Written task:
All lines in the data bearing the string "Stojanovic" should be identified and copied.

Working data:
....
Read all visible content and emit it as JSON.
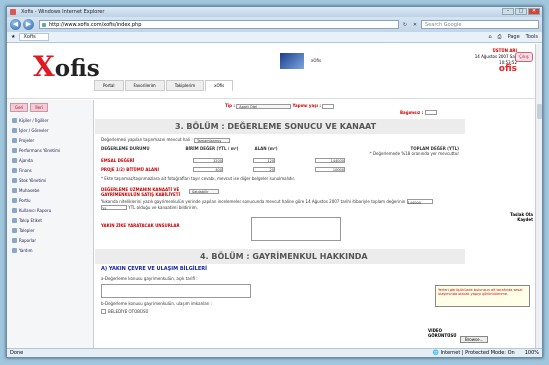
{
  "window": {
    "title": "Xofis - Windows Internet Explorer"
  },
  "browser": {
    "url": "http://www.xofis.com/xofis/index.php",
    "search_placeholder": "Search Google",
    "tab": "Xofis",
    "page_menu": "Page",
    "tools_menu": "Tools",
    "status_left": "Done",
    "status_zone": "Internet | Protected Mode: On",
    "zoom": "100%"
  },
  "app": {
    "logo": "ofis",
    "logo_x": "X",
    "banner": "xOfis",
    "user_name": "ÜSTÜN ARI",
    "user_date": "14 Ağustos 2007 Salı",
    "user_time": "10:53:52",
    "logout": "Çıkış",
    "right_label1": "Taslak Ola",
    "right_label2": "Kaydet",
    "nav": [
      "Portal",
      "Favorilerim",
      "Takiplerim",
      "xOfis"
    ],
    "pager": [
      "Geri",
      "İleri"
    ],
    "sidebar": [
      "Kişiler / İlgililer",
      "İşler / Görevler",
      "Projeler",
      "Performans Yönetimi",
      "Ajanda",
      "Finans",
      "Stok Yönetimi",
      "Muhasebe",
      "Portlu",
      "Kullanıcı Raporu",
      "Takip Etiket",
      "Talepler",
      "Raporlar",
      "Yardım"
    ]
  },
  "form": {
    "tip_label": "Tip :",
    "tip_value": "Apart Otel",
    "yapim_label": "Yapımı yaşı :",
    "bagimsiz_label": "Bağımsız :",
    "section3": "3. BÖLÜM : DEĞERLEME SONUCU VE KANAAT",
    "usage_label": "Değerlemesi yapılan taşınmazın mevcut hali :",
    "usage_value": "Tamamlanmış",
    "col1": "DEĞERLEME DURUMU",
    "col2": "BİRİM DEĞER (YTL / m²)",
    "col3": "ALAN (m²)",
    "col4": "TOPLAM DEĞER (YTL)",
    "kdv_note": "* Değerlemede %18 oranında yer mevcuttur",
    "row1": "EMSAL DEĞERİ",
    "row1_v1": "1200",
    "row1_v2": "120",
    "row1_v3": "144000",
    "row2": "PROJE 1/2) BİTÜMÜ ALANI",
    "row2_v1": "400",
    "row2_v2": "25",
    "row2_v3": "10000",
    "note": "* Ekte taşınmaz/taşınmazlara ait fotoğrafları tayır cevabı, mevcut ise diğer belgeler sunulmalıdır.",
    "opinion_label": "DEĞERLEME UZMANIN KANAATİ VE GAYRİMENKULÜN SATIŞ KABİLİYETİ",
    "opinion_value": "Satılabilir",
    "opinion_text": "Yukarıda niteliklerini yazılı gayrimenkulün yerinde yapılan incelemeler sonucunda mevcut haline göre 14 Ağustos 2007 tarihi itibariyle toplam değerinin",
    "opinion_v1": "144000",
    "opinion_v2": "35",
    "opinion_text2": "YTL olduğu ve kanaatimi bildiririm.",
    "market_label": "YAKIN ZİKE YARATACAK UNSURLAR",
    "tooltip": "Yerleri görüşünüzde bulunsun alt tarafında sesal ulaşımında olacak yapıyı görüntülenme.",
    "section4": "4. BÖLÜM : GAYRİMENKUL HAKKINDA",
    "sub4": "A) YAKIN ÇEVRE VE ULAŞIM BİLGİLERİ",
    "sub4a": "a-Değerleme konusu gayrimenkulün, açık tarifi :",
    "foto_label": "VIDEO GÖRÜNTÜSÜ",
    "browse": "Browse...",
    "sub4b": "b-Değerleme konusu gayrimenkulün, ulaşım imkanları :",
    "bus": "BELEDİYE OTOBÜSÜ"
  }
}
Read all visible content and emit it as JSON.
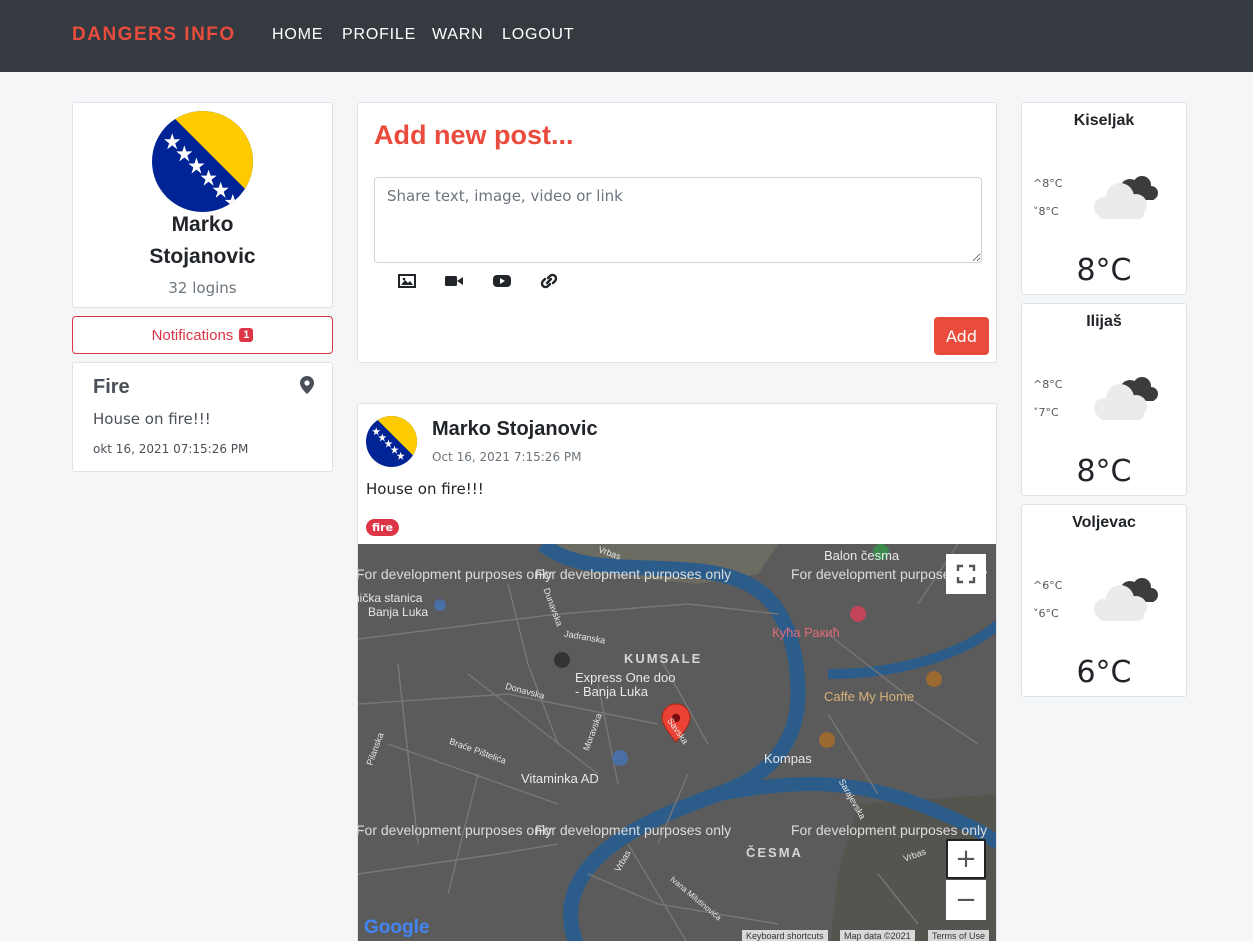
{
  "nav": {
    "brand": "DANGERS INFO",
    "links": [
      "HOME",
      "PROFILE",
      "WARN",
      "LOGOUT"
    ]
  },
  "profile": {
    "name": "Marko Stojanovic",
    "logins": "32 logins",
    "avatar_icon": "bosnia-flag-avatar"
  },
  "notifications": {
    "label": "Notifications",
    "count": "1"
  },
  "alert": {
    "title": "Fire",
    "text": "House on fire!!!",
    "date": "okt 16, 2021 07:15:26 PM",
    "icon": "map-marker-icon"
  },
  "new_post": {
    "title": "Add new post...",
    "placeholder": "Share text, image, video or link",
    "tools": [
      "image-icon",
      "video-icon",
      "youtube-icon",
      "link-icon"
    ],
    "add_label": "Add"
  },
  "post": {
    "author": "Marko Stojanovic",
    "date": "Oct 16, 2021 7:15:26 PM",
    "text": "House on fire!!!",
    "tag": "fire",
    "map": {
      "dev_text": "For development purposes only",
      "places": {
        "balon": "Balon česma",
        "stanica_1": "nička stanica",
        "stanica_2": "Banja Luka",
        "kuca": "Кућа Ракић",
        "kumsale": "KUMSALE",
        "express_1": "Express One doo",
        "express_2": "- Banja Luka",
        "caffe": "Caffe My Home",
        "kompas": "Kompas",
        "vitaminka": "Vitaminka AD",
        "cesma": "ČESMA"
      },
      "streets": {
        "vrbas_top": "Vrbas",
        "dunavska": "Dunavska",
        "jadranska": "Jadranska",
        "donavska": "Donavska",
        "moravska": "Moravska",
        "savska": "Savska",
        "pilanska": "Pilanska",
        "braca": "Braće Pištelića",
        "sarajevska": "Sarajevska",
        "vrbas_bottom": "Vrbas",
        "vrbas_right": "Vrbas",
        "ivana": "Ivana Milutinovića"
      },
      "keyboard": "Keyboard shortcuts",
      "mapdata": "Map data ©2021",
      "terms": "Terms of Use",
      "zoom_in": "+",
      "zoom_out": "−",
      "logo": "Google"
    }
  },
  "weather": [
    {
      "city": "Kiseljak",
      "hi": "^8°C",
      "lo": "˅8°C",
      "temp": "8°C",
      "icon": "cloudy-icon"
    },
    {
      "city": "Ilijaš",
      "hi": "^8°C",
      "lo": "˅7°C",
      "temp": "8°C",
      "icon": "cloudy-icon"
    },
    {
      "city": "Voljevac",
      "hi": "^6°C",
      "lo": "˅6°C",
      "temp": "6°C",
      "icon": "cloudy-icon"
    }
  ]
}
....
Response for this exercise:
    "name": "Marko Stojanovic",
    "author": "Marko Stojanovic",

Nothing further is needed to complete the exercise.